Extracted data entries:

....

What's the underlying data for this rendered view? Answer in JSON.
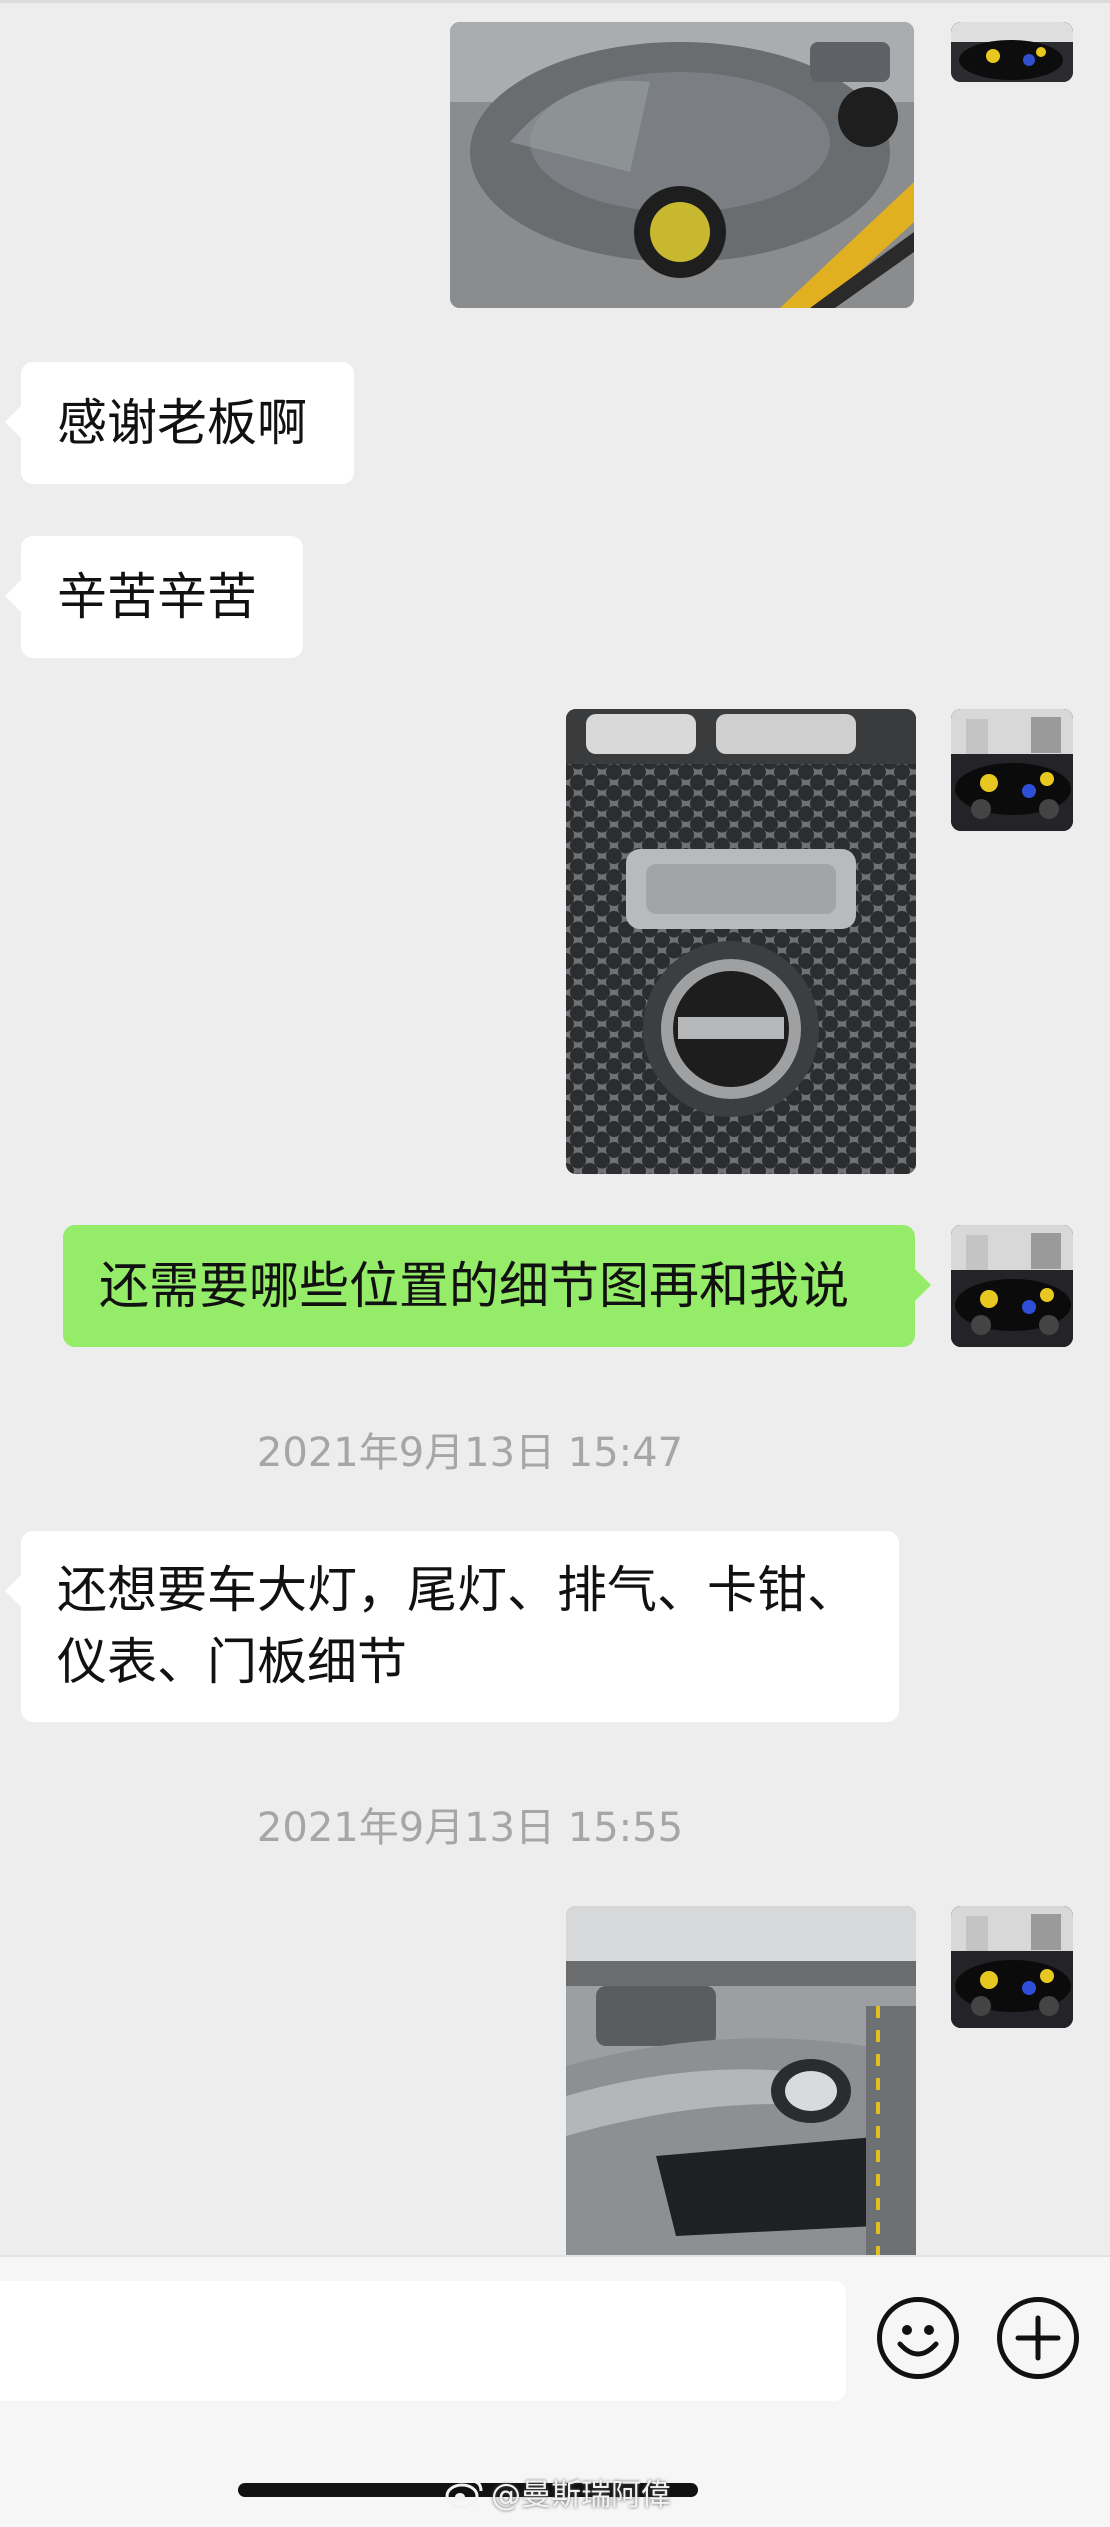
{
  "messages": {
    "left_thanks": "感谢老板啊",
    "left_hard_work": "辛苦辛苦",
    "right_request": "还需要哪些位置的细节图再和我说",
    "left_detail_line1": "还想要车大灯，尾灯、排气、卡钳、",
    "left_detail_line2": "仪表、门板细节"
  },
  "timestamps": {
    "first": "2021年9月13日 15:47",
    "second": "2021年9月13日 15:55"
  },
  "input_bar": {
    "placeholder": "",
    "emoji_icon": "smile-emoji-icon",
    "plus_icon": "plus-circle-icon"
  },
  "watermark": {
    "text": "@曼斯瑞阿偉",
    "icon": "weibo-logo-icon"
  },
  "colors": {
    "background": "#ededed",
    "incoming_bubble": "#ffffff",
    "outgoing_bubble": "#95ec69",
    "timestamp_text": "#a6a6a6"
  }
}
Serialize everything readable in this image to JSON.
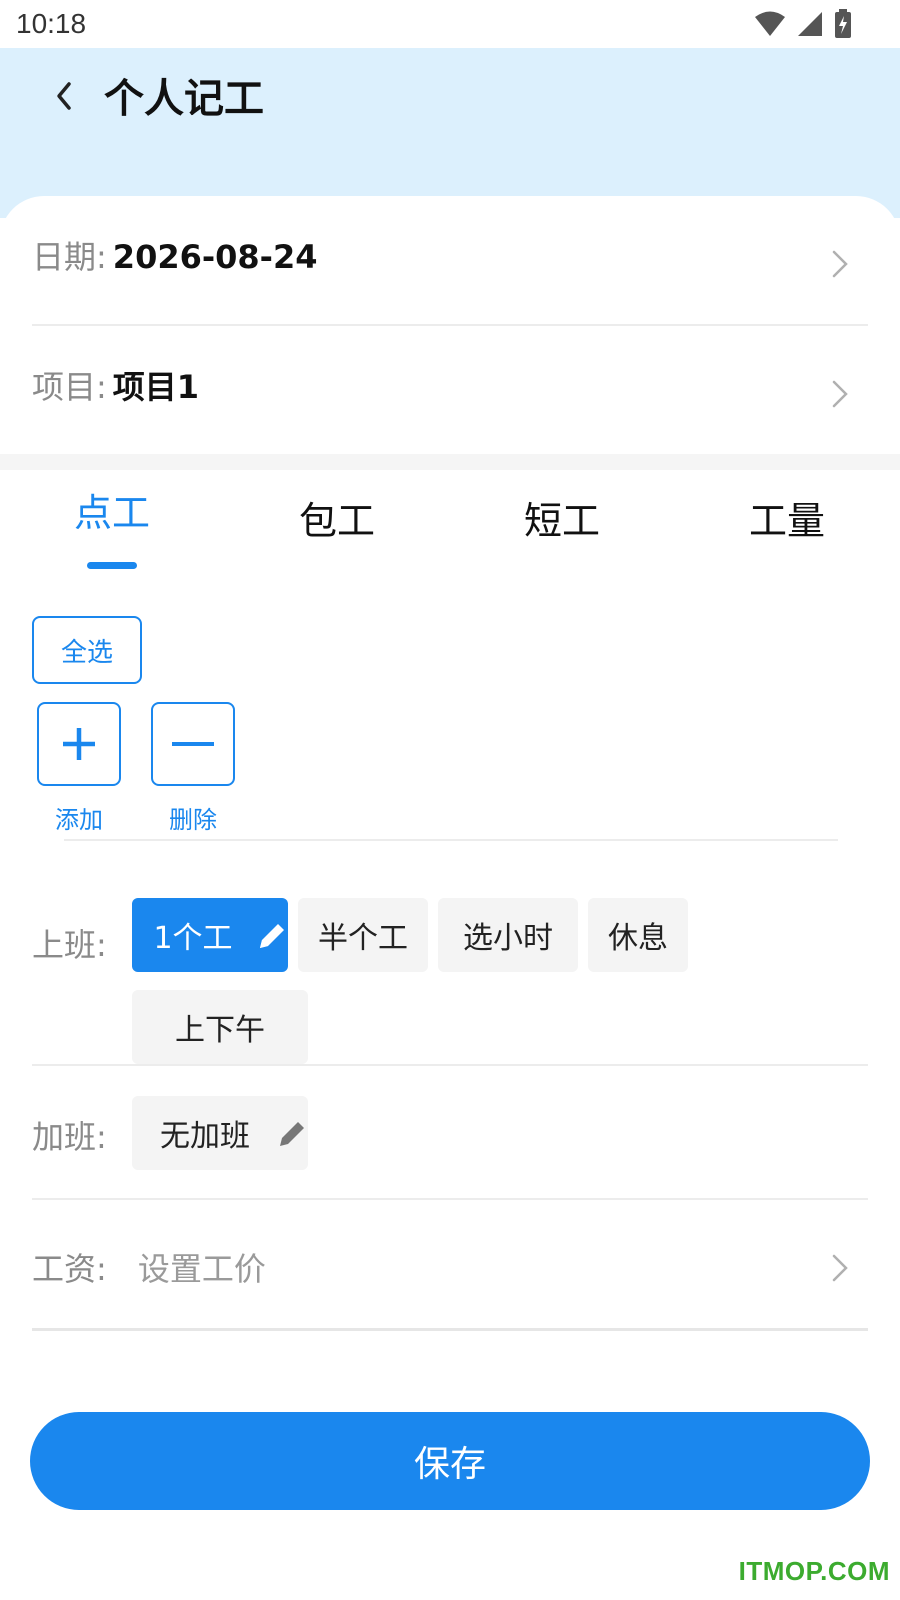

....

● **TASK BRIEF**
Without the pictures, write out all of the material exactly.

● **TASK OUTPUT**
What's the underlying data for this rendered view? Answer in JSON.
{
  "messages": {
    "left_thanks": "感谢老板啊",
    "left_hard_work": "辛苦辛苦",
    "right_request": "还需要哪些位置的细节图再和我说",
    "left_detail_line1": "还想要车大灯，尾灯、排气、卡钳、",
    "left_detail_line2": "仪表、门板细节"
  },
  "timestamps": {
    "first": "2021年9月13日 15:47",
    "second": "2021年9月13日 15:55"
  },
  "input_bar": {
    "placeholder": "",
    "emoji_icon": "smile-emoji-icon",
    "plus_icon": "plus-circle-icon"
  },
  "watermark": {
    "text": "@曼斯瑞阿偉",
    "icon": "weibo-logo-icon"
  },
  "colors": {
    "background": "#ededed",
    "incoming_bubble": "#ffffff",
    "outgoing_bubble": "#95ec69",
    "timestamp_text": "#a6a6a6"
  }
}
Serialize everything readable in this image to JSON.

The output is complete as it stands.